▸ Short task: Only lines holding the string "Nyquist" are wanted; copy each one from the material.

· · · · ·

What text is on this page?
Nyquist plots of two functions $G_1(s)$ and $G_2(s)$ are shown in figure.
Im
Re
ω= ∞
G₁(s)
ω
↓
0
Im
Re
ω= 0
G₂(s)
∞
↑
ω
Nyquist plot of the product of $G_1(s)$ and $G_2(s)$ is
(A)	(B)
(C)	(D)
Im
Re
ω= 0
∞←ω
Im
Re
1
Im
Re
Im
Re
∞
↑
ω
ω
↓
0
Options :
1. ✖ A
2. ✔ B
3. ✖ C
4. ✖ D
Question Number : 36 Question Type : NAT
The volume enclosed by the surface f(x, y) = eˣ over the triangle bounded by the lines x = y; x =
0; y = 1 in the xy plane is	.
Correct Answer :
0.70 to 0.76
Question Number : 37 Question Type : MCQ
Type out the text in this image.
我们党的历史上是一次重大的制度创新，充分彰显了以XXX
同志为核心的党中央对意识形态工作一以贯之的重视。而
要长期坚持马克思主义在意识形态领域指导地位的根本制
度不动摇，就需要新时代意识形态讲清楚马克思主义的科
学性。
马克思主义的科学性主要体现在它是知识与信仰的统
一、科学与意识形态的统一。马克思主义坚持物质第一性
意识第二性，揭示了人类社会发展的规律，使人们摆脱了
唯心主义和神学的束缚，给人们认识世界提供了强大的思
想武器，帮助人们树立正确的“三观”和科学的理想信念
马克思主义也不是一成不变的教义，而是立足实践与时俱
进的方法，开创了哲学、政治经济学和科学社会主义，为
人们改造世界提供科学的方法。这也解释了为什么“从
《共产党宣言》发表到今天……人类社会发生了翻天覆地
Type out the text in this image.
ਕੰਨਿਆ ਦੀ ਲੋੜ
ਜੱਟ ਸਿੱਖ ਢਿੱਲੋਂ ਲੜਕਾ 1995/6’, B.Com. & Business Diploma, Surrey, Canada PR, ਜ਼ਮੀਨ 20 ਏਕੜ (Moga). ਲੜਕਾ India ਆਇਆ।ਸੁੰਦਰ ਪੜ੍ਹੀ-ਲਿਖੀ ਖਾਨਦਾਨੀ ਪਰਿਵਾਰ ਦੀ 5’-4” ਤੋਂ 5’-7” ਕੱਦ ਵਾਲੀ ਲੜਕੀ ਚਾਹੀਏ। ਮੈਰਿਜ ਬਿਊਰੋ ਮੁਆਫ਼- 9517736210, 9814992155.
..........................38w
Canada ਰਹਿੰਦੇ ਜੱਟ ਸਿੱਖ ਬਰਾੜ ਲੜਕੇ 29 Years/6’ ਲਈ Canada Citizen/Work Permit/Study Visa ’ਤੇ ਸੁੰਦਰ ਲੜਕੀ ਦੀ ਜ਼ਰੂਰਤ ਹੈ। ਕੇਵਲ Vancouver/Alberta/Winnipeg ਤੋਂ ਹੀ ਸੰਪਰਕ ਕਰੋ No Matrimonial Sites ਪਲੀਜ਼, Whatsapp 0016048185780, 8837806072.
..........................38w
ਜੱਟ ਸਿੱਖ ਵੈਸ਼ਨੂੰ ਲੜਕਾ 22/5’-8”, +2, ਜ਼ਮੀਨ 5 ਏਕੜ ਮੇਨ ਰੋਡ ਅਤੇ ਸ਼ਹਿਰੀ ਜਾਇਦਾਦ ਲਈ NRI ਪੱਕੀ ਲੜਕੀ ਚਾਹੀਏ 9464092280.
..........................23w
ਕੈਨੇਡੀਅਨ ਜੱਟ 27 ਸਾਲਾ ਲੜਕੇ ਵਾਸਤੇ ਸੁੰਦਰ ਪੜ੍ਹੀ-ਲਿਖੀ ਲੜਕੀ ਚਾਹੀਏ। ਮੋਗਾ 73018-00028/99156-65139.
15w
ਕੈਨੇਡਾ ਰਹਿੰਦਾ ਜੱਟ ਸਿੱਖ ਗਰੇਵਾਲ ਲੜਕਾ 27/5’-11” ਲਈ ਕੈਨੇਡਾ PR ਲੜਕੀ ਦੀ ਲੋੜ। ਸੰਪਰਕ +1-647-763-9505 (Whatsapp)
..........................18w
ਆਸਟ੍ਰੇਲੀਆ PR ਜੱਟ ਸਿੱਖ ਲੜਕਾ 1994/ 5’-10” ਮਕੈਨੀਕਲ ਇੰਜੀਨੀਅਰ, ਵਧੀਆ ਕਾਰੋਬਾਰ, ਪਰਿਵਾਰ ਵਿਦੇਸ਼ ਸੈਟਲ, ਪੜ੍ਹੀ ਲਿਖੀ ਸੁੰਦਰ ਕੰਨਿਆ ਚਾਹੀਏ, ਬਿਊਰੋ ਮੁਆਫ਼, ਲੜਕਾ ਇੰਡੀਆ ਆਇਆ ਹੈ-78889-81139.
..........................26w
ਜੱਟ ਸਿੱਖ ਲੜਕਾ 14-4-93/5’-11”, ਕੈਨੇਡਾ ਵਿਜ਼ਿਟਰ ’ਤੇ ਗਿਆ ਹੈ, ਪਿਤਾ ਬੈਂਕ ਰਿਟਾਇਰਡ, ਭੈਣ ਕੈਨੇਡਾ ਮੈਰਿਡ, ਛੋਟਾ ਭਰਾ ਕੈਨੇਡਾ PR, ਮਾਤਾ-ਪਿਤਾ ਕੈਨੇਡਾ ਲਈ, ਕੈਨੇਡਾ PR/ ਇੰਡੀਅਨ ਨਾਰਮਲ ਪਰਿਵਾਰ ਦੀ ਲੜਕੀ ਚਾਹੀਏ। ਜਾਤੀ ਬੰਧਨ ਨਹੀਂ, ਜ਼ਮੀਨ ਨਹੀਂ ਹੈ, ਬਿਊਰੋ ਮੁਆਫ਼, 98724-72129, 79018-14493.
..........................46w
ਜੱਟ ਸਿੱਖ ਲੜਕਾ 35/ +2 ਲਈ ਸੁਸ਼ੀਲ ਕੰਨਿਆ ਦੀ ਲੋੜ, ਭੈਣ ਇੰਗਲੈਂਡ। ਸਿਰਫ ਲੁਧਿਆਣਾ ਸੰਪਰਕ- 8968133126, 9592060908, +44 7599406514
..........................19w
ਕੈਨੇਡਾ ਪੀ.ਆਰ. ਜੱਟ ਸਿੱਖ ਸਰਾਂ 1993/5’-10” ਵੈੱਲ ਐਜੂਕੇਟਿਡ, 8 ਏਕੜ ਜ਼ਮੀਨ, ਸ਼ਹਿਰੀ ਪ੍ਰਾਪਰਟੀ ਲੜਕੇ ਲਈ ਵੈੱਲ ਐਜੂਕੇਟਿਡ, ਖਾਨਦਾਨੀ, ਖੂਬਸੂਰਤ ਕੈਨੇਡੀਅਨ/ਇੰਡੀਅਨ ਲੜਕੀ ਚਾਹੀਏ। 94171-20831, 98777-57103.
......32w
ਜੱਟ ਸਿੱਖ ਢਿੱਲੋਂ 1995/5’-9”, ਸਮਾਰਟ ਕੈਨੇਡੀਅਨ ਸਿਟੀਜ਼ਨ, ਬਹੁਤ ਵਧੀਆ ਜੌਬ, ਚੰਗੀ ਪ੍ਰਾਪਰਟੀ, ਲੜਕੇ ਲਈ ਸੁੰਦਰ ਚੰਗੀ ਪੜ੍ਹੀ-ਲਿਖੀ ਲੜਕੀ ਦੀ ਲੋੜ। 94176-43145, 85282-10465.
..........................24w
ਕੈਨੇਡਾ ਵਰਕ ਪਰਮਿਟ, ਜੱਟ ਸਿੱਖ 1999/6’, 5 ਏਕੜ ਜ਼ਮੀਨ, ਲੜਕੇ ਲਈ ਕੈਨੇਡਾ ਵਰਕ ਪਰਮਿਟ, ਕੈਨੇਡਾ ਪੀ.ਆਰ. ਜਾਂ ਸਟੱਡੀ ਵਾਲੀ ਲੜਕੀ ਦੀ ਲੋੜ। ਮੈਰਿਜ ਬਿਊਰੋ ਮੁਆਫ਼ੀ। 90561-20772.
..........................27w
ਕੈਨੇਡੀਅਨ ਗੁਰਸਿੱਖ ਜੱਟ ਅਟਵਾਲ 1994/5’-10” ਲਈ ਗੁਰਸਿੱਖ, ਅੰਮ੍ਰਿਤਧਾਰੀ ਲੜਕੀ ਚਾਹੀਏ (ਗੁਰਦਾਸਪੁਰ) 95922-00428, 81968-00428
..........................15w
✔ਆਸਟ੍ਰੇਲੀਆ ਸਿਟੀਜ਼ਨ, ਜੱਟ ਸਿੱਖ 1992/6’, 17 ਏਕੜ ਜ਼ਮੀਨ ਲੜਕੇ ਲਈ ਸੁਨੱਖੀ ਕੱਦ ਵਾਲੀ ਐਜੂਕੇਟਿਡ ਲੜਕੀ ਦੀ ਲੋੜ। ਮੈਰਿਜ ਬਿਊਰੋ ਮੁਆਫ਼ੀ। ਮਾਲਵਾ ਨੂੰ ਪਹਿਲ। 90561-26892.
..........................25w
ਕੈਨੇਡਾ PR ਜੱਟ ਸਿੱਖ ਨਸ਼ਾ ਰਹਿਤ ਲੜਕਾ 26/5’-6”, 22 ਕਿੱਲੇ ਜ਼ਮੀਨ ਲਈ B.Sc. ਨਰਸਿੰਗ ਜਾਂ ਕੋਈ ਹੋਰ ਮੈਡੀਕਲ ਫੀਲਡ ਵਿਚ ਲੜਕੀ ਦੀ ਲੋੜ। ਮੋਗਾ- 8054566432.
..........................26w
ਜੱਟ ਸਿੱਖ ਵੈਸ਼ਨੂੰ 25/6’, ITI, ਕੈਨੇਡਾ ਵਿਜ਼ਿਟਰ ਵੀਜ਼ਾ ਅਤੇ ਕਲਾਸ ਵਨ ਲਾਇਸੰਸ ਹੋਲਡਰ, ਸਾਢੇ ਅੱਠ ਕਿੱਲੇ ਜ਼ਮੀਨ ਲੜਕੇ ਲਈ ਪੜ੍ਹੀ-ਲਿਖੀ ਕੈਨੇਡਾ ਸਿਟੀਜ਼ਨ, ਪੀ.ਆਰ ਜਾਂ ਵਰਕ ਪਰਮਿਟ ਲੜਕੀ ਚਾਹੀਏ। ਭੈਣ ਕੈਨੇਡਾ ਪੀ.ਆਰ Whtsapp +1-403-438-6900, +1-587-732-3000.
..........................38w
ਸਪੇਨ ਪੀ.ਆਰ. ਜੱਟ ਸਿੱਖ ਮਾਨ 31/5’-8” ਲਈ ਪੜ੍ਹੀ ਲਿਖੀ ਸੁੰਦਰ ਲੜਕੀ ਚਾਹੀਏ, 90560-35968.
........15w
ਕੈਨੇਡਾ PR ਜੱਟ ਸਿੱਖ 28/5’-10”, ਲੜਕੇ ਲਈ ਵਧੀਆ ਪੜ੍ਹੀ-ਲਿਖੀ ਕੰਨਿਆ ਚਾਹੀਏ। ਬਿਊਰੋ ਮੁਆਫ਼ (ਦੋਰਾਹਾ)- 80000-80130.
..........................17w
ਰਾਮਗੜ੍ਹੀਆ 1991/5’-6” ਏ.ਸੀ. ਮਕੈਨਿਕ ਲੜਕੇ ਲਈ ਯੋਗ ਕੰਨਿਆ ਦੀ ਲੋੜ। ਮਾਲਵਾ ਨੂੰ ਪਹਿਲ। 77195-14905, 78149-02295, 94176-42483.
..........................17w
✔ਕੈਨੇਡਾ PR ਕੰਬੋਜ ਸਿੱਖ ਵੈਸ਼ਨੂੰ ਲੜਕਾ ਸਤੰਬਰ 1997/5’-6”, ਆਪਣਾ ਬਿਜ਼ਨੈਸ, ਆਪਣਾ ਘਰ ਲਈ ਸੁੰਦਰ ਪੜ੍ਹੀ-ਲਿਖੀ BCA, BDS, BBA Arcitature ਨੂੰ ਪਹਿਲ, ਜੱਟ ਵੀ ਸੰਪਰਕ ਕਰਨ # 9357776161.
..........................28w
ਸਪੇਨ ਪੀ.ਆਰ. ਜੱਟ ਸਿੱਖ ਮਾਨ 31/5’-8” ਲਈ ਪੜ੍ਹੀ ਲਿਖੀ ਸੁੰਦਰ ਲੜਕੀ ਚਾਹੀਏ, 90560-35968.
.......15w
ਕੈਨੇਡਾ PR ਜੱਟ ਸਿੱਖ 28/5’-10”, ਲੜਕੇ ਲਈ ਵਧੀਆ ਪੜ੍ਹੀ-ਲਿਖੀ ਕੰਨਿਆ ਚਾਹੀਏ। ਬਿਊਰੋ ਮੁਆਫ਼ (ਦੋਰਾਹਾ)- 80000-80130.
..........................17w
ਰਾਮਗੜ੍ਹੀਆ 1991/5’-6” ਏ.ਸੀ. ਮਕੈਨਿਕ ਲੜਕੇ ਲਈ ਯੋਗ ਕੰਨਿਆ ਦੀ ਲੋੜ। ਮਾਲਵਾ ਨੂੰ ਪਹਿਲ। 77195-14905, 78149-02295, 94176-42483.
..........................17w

· · · · ·

▸ Exercise result:
Nyquist plots of two functions $G_1(s)$ and $G_2(s)$ are shown in figure.
Nyquist plot of the product of $G_1(s)$ and $G_2(s)$ is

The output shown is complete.